------ DATA PROVIDED
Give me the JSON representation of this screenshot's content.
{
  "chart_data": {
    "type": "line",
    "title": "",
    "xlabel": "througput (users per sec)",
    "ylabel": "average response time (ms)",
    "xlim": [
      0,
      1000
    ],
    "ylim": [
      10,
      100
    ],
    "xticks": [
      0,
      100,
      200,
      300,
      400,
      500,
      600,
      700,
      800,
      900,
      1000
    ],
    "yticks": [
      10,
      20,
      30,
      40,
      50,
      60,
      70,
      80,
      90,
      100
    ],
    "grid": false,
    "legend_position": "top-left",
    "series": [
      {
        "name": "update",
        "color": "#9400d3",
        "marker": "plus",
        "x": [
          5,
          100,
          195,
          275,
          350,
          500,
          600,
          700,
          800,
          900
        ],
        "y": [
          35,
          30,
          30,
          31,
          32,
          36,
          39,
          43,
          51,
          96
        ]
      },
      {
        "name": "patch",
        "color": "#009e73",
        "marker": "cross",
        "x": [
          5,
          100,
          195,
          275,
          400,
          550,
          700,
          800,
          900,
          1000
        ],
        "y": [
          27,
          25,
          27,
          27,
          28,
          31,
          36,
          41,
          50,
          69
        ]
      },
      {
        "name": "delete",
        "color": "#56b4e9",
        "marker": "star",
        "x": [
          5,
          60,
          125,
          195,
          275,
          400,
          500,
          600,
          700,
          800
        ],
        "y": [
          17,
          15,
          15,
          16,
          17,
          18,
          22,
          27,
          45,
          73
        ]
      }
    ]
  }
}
------------
Find the word "marker" in the entries above and gather every line that holds it.

▶ EXERCISE RESULT:
        "marker": "plus",
        "marker": "cross",
        "marker": "star",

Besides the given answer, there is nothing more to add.